Records taken from a collection -
— START —

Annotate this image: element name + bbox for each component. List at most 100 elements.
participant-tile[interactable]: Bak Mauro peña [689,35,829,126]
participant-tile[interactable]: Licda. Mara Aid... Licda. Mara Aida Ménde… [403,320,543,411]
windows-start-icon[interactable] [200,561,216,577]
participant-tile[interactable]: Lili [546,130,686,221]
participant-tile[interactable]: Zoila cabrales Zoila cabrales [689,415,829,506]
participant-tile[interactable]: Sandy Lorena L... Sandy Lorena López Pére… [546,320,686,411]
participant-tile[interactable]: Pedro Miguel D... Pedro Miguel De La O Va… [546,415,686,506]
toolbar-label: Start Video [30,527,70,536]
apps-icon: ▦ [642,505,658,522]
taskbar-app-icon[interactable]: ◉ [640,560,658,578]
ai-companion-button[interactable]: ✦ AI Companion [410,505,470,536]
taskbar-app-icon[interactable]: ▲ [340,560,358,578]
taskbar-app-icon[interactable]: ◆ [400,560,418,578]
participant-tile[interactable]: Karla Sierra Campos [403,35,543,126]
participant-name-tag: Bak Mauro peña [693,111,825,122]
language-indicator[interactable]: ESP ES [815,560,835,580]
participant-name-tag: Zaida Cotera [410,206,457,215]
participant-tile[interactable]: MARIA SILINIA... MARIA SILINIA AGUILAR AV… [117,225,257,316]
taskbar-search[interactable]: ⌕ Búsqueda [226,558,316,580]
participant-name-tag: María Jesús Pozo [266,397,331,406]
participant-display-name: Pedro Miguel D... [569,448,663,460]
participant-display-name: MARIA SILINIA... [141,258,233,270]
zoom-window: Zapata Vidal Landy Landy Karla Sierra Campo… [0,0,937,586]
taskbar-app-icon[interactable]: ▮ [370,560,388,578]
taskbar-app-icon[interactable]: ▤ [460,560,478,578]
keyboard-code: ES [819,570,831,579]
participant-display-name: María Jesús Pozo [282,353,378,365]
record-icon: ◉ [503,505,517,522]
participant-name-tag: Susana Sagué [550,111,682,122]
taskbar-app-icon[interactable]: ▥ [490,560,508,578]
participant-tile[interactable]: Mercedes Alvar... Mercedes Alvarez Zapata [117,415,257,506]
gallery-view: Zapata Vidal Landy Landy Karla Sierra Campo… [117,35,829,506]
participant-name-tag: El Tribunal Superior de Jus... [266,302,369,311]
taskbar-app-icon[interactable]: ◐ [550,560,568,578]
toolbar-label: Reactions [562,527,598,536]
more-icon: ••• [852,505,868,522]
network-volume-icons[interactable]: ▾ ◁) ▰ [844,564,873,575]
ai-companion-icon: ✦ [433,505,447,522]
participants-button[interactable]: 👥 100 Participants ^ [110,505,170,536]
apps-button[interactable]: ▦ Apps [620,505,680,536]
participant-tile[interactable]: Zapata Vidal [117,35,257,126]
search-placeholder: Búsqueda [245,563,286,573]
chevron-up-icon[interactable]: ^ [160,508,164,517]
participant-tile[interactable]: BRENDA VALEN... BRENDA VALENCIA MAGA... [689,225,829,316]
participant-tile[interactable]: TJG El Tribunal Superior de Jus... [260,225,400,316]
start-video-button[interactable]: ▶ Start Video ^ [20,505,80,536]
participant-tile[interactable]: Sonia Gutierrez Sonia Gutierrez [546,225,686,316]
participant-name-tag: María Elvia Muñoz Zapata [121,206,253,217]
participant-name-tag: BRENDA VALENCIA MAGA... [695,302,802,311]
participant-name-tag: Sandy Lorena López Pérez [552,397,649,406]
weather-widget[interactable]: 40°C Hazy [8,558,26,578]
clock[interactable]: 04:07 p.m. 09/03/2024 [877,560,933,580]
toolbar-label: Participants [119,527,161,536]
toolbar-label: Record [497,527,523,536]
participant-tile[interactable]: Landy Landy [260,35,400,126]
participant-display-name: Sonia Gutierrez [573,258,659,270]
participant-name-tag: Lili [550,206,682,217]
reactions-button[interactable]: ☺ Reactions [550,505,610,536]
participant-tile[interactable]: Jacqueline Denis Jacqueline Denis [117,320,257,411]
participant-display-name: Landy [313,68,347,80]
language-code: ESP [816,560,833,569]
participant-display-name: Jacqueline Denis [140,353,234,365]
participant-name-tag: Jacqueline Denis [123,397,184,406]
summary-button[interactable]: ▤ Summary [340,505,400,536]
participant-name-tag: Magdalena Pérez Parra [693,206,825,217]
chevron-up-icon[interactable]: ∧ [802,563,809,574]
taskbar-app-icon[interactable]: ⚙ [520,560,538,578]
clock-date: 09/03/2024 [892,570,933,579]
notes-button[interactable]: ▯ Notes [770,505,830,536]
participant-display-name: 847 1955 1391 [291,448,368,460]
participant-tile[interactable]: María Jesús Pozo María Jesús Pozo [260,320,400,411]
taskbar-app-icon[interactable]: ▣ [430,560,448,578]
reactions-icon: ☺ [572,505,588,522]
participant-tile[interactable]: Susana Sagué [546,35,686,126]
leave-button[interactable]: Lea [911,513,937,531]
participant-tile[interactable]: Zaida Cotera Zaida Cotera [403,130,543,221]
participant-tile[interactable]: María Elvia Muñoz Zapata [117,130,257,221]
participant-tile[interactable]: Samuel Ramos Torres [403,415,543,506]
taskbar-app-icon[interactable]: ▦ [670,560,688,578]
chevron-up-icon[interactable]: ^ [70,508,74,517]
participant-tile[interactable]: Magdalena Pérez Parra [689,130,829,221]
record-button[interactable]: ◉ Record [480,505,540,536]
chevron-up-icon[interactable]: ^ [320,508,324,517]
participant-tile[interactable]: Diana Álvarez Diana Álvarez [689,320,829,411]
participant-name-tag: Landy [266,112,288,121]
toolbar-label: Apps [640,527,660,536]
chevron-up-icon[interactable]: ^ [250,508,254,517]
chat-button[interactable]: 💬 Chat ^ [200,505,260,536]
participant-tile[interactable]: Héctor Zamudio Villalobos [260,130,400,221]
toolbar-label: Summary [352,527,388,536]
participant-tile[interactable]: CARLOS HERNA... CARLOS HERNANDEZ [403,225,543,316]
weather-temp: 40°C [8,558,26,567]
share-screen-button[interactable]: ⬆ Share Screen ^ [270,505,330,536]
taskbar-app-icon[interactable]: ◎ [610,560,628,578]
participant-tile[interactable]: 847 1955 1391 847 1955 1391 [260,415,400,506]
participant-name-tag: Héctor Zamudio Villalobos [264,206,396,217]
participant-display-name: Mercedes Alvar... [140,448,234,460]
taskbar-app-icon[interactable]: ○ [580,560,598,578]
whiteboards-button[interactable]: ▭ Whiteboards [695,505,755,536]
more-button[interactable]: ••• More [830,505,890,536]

— END —

Give every line of the records above as a Markdown table with two columns, Row and Line, numbering the rows and skipping any blank lines.

| Row | Line |
|---|---|
| 1 | Annotate this image: element name + bbox for each component. List at most 100 elements. |
| 2 | participant-tile[interactable]: Bak Mauro peña [689,35,829,126] |
| 3 | participant-tile[interactable]: Licda. Mara Aid... Licda. Mara Aida Ménde… [403,320,543,411] |
| 4 | windows-start-icon[interactable] [200,561,216,577] |
| 5 | participant-tile[interactable]: Lili [546,130,686,221] |
| 6 | participant-tile[interactable]: Zoila cabrales Zoila cabrales [689,415,829,506] |
| 7 | participant-tile[interactable]: Sandy Lorena L... Sandy Lorena López Pére… [546,320,686,411] |
| 8 | participant-tile[interactable]: Pedro Miguel D... Pedro Miguel De La O Va… [546,415,686,506] |
| 9 | toolbar-label: Start Video [30,527,70,536] |
| 10 | apps-icon: ▦ [642,505,658,522] |
| 11 | taskbar-app-icon[interactable]: ◉ [640,560,658,578] |
| 12 | ai-companion-button[interactable]: ✦ AI Companion [410,505,470,536] |
| 13 | taskbar-app-icon[interactable]: ▲ [340,560,358,578] |
| 14 | taskbar-app-icon[interactable]: ◆ [400,560,418,578] |
| 15 | participant-tile[interactable]: Karla Sierra Campos [403,35,543,126] |
| 16 | participant-name-tag: Bak Mauro peña [693,111,825,122] |
| 17 | language-indicator[interactable]: ESP ES [815,560,835,580] |
| 18 | participant-name-tag: Zaida Cotera [410,206,457,215] |
| 19 | participant-tile[interactable]: MARIA SILINIA... MARIA SILINIA AGUILAR AV… [117,225,257,316] |
| 20 | taskbar-search[interactable]: ⌕ Búsqueda [226,558,316,580] |
| 21 | participant-name-tag: María Jesús Pozo [266,397,331,406] |
| 22 | participant-display-name: Pedro Miguel D... [569,448,663,460] |
| 23 | participant-display-name: MARIA SILINIA... [141,258,233,270] |
| 24 | zoom-window: Zapata Vidal Landy Landy Karla Sierra Campo… [0,0,937,586] |
| 25 | taskbar-app-icon[interactable]: ▮ [370,560,388,578] |
| 26 | taskbar-app-icon[interactable]: ▤ [460,560,478,578] |
| 27 | keyboard-code: ES [819,570,831,579] |
| 28 | participant-display-name: María Jesús Pozo [282,353,378,365] |
| 29 | record-icon: ◉ [503,505,517,522] |
| 30 | participant-name-tag: Susana Sagué [550,111,682,122] |
| 31 | taskbar-app-icon[interactable]: ▥ [490,560,508,578] |
| 32 | participant-tile[interactable]: Mercedes Alvar... Mercedes Alvarez Zapata [117,415,257,506] |
| 33 | gallery-view: Zapata Vidal Landy Landy Karla Sierra Campo… [117,35,829,506] |
| 34 | participant-name-tag: El Tribunal Superior de Jus... [266,302,369,311] |
| 35 | taskbar-app-icon[interactable]: ◐ [550,560,568,578] |
| 36 | toolbar-label: Reactions [562,527,598,536] |
| 37 | more-icon: ••• [852,505,868,522] |
| 38 | network-volume-icons[interactable]: ▾ ◁) ▰ [844,564,873,575] |
| 39 | ai-companion-icon: ✦ [433,505,447,522] |
| 40 | participants-button[interactable]: 👥 100 Participants ^ [110,505,170,536] |
| 41 | apps-button[interactable]: ▦ Apps [620,505,680,536] |
| 42 | participant-tile[interactable]: Zapata Vidal [117,35,257,126] |
| 43 | search-placeholder: Búsqueda [245,563,286,573] |
| 44 | chevron-up-icon[interactable]: ^ [160,508,164,517] |
| 45 | participant-tile[interactable]: BRENDA VALEN... BRENDA VALENCIA MAGA... [689,225,829,316] |
| 46 | participant-tile[interactable]: TJG El Tribunal Superior de Jus... [260,225,400,316] |
| 47 | start-video-button[interactable]: ▶ Start Video ^ [20,505,80,536] |
| 48 | participant-tile[interactable]: Sonia Gutierrez Sonia Gutierrez [546,225,686,316] |
| 49 | participant-name-tag: María Elvia Muñoz Zapata [121,206,253,217] |
| 50 | participant-name-tag: BRENDA VALENCIA MAGA... [695,302,802,311] |
| 51 | participant-name-tag: Sandy Lorena López Pérez [552,397,649,406] |
| 52 | weather-widget[interactable]: 40°C Hazy [8,558,26,578] |
| 53 | clock[interactable]: 04:07 p.m. 09/03/2024 [877,560,933,580] |
| 54 | toolbar-label: Participants [119,527,161,536] |
| 55 | toolbar-label: Record [497,527,523,536] |
| 56 | participant-tile[interactable]: Landy Landy [260,35,400,126] |
| 57 | participant-display-name: Sonia Gutierrez [573,258,659,270] |
| 58 | participant-name-tag: Lili [550,206,682,217] |
| 59 | reactions-button[interactable]: ☺ Reactions [550,505,610,536] |
| 60 | participant-tile[interactable]: Jacqueline Denis Jacqueline Denis [117,320,257,411] |
| 61 | participant-display-name: Landy [313,68,347,80] |
| 62 | language-code: ESP [816,560,833,569] |
| 63 | participant-display-name: Jacqueline Denis [140,353,234,365] |
| 64 | participant-name-tag: Jacqueline Denis [123,397,184,406] |
| 65 | summary-button[interactable]: ▤ Summary [340,505,400,536] |
| 66 | participant-name-tag: Magdalena Pérez Parra [693,206,825,217] |
| 67 | chevron-up-icon[interactable]: ∧ [802,563,809,574] |
| 68 | taskbar-app-icon[interactable]: ⚙ [520,560,538,578] |
| 69 | clock-date: 09/03/2024 [892,570,933,579] |
| 70 | notes-button[interactable]: ▯ Notes [770,505,830,536] |
| 71 | participant-display-name: 847 1955 1391 [291,448,368,460] |
| 72 | participant-tile[interactable]: María Jesús Pozo María Jesús Pozo [260,320,400,411] |
| 73 | taskbar-app-icon[interactable]: ▣ [430,560,448,578] |
| 74 | reactions-icon: ☺ [572,505,588,522] |
| 75 | participant-tile[interactable]: Susana Sagué [546,35,686,126] |
| 76 | leave-button[interactable]: Lea [911,513,937,531] |
| 77 | participant-tile[interactable]: Zaida Cotera Zaida Cotera [403,130,543,221] |
| 78 | participant-tile[interactable]: María Elvia Muñoz Zapata [117,130,257,221] |
| 79 | participant-tile[interactable]: Samuel Ramos Torres [403,415,543,506] |
| 80 | taskbar-app-icon[interactable]: ▦ [670,560,688,578] |
| 81 | chevron-up-icon[interactable]: ^ [70,508,74,517] |
| 82 | participant-tile[interactable]: Magdalena Pérez Parra [689,130,829,221] |
| 83 | record-button[interactable]: ◉ Record [480,505,540,536] |
| 84 | chevron-up-icon[interactable]: ^ [320,508,324,517] |
| 85 | participant-tile[interactable]: Diana Álvarez Diana Álvarez [689,320,829,411] |
| 86 | participant-name-tag: Landy [266,112,288,121] |
| 87 | toolbar-label: Apps [640,527,660,536] |
| 88 | chevron-up-icon[interactable]: ^ [250,508,254,517] |
| 89 | chat-button[interactable]: 💬 Chat ^ [200,505,260,536] |
| 90 | participant-tile[interactable]: Héctor Zamudio Villalobos [260,130,400,221] |
| 91 | toolbar-label: Summary [352,527,388,536] |
| 92 | participant-tile[interactable]: CARLOS HERNA... CARLOS HERNANDEZ [403,225,543,316] |
| 93 | weather-temp: 40°C [8,558,26,567] |
| 94 | share-screen-button[interactable]: ⬆ Share Screen ^ [270,505,330,536] |
| 95 | taskbar-app-icon[interactable]: ◎ [610,560,628,578] |
| 96 | participant-tile[interactable]: 847 1955 1391 847 1955 1391 [260,415,400,506] |
| 97 | participant-name-tag: Héctor Zamudio Villalobos [264,206,396,217] |
| 98 | participant-display-name: Mercedes Alvar... [140,448,234,460] |
| 99 | taskbar-app-icon[interactable]: ○ [580,560,598,578] |
| 100 | whiteboards-button[interactable]: ▭ Whiteboards [695,505,755,536] |
| 101 | more-button[interactable]: ••• More [830,505,890,536] |